▸ **Entries**
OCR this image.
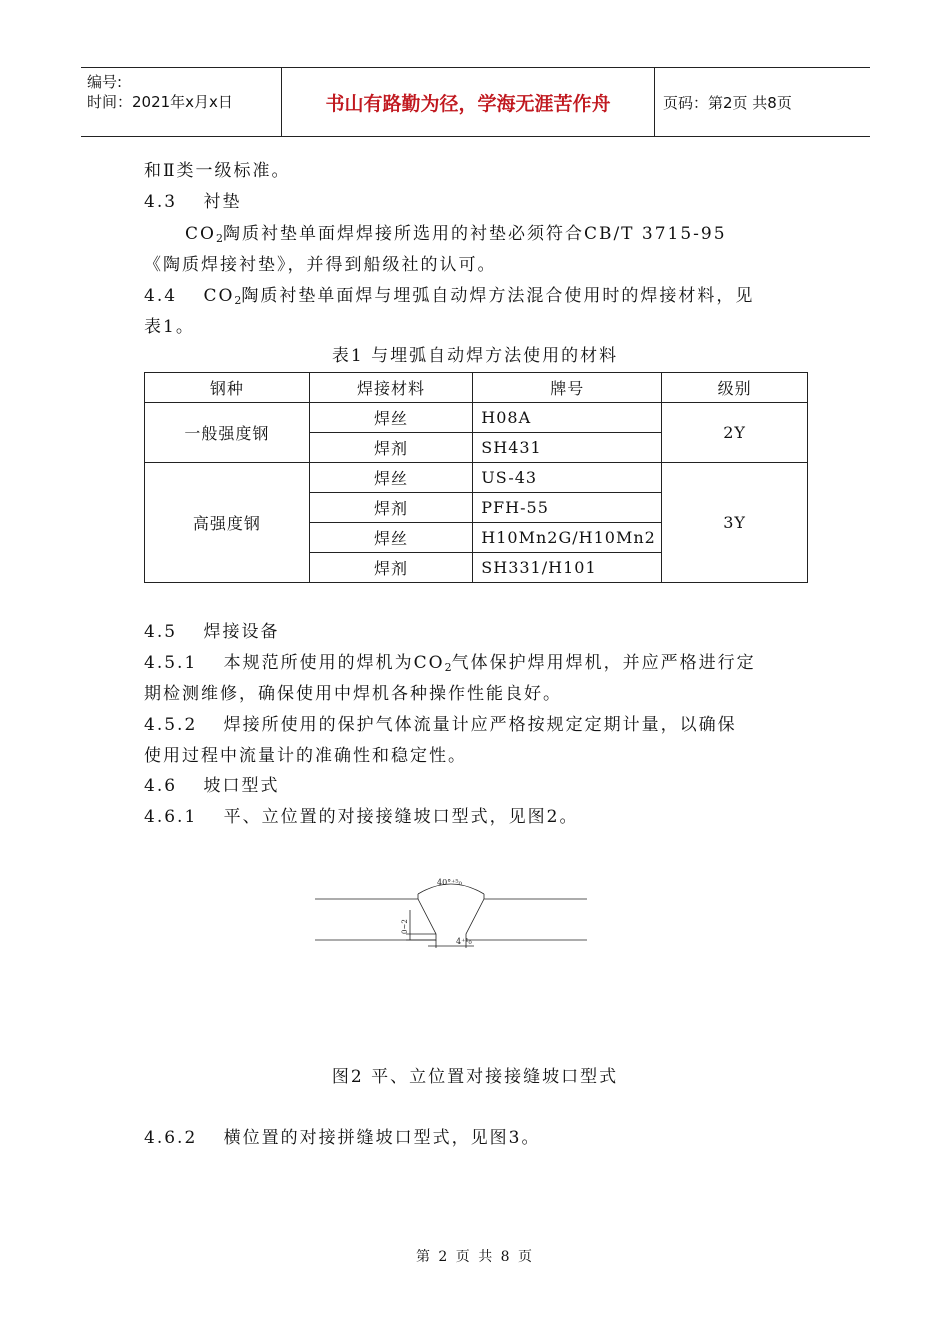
编号:
时间：2021年x月x日	书山有路勤为径，学海无涯苦作舟	页码：第2页 共8页
和Ⅱ类一级标准。
4.3　 衬垫
$CO_2$陶质衬垫单面焊焊接所选用的衬垫必须符合CB/T 3715-95
《陶质焊接衬垫》，并得到船级社的认可。
4.4　 $CO_2$陶质衬垫单面焊与埋弧自动焊方法混合使用时的焊接材料，见
表1。
表1 与埋弧自动焊方法使用的材料
钢种	焊接材料	牌号	级别
一般强度钢	焊丝	H08A	2Y
	焊剂	SH431	
高强度钢	焊丝	US-43	3Y
	焊剂	PFH-55	
	焊丝	H10Mn2G/H10Mn2	
	焊剂	SH331/H101	
4.5　 焊接设备
4.5.1　 本规范所使用的焊机为$CO_2$气体保护焊用焊机，并应严格进行定
期检测维修，确保使用中焊机各种操作性能良好。
4.5.2　 焊接所使用的保护气体流量计应严格按规定定期计量，以确保
使用过程中流量计的准确性和稳定性。
4.6　 坡口型式
4.6.1　 平、立位置的对接接缝坡口型式，见图2。
40°⁺⁵₀
0~2
4⁺¹₀
图2 平、立位置对接接缝坡口型式
4.6.2　 横位置的对接拼缝坡口型式，见图3。
第 2 页 共 8 页
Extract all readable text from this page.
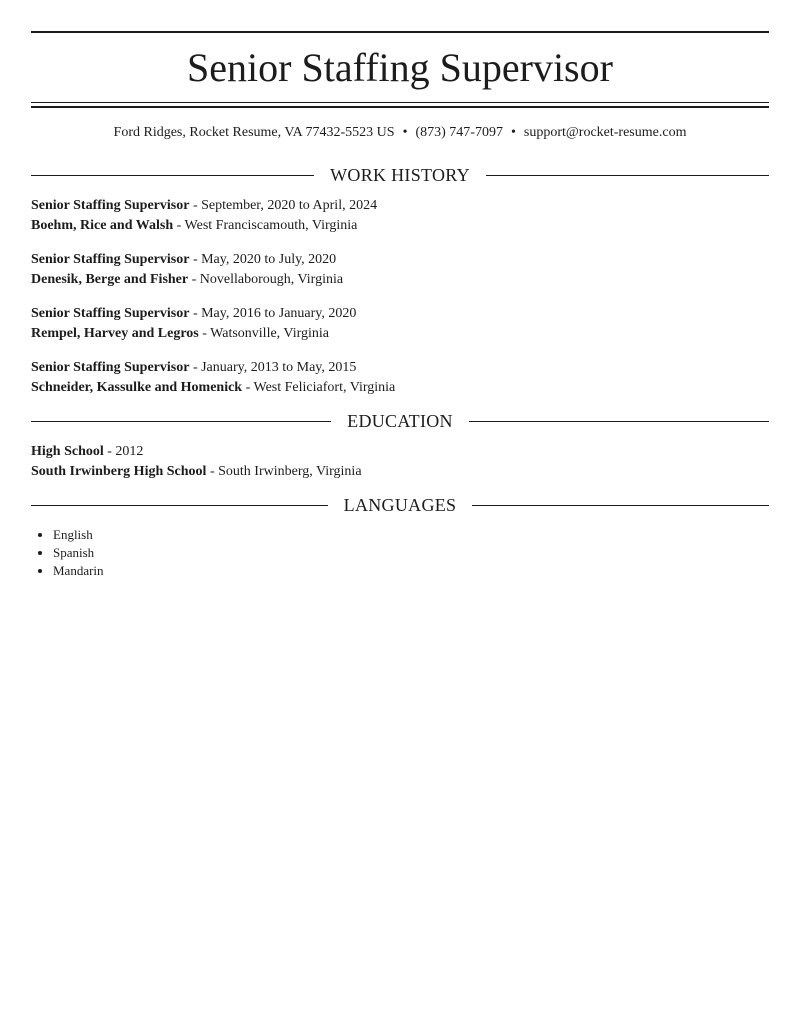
Senior Staffing Supervisor
Ford Ridges, Rocket Resume, VA 77432-5523 US • (873) 747-7097 • support@rocket-resume.com
WORK HISTORY
Senior Staffing Supervisor - September, 2020 to April, 2024
Boehm, Rice and Walsh - West Franciscamouth, Virginia
Senior Staffing Supervisor - May, 2020 to July, 2020
Denesik, Berge and Fisher - Novellaborough, Virginia
Senior Staffing Supervisor - May, 2016 to January, 2020
Rempel, Harvey and Legros - Watsonville, Virginia
Senior Staffing Supervisor - January, 2013 to May, 2015
Schneider, Kassulke and Homenick - West Feliciafort, Virginia
EDUCATION
High School - 2012
South Irwinberg High School - South Irwinberg, Virginia
LANGUAGES
• English
• Spanish
• Mandarin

▸ **Job**
Copy and report every line where the word "this" is present.

▸ **Result**
OCR this image.
Extract all readable text from this page.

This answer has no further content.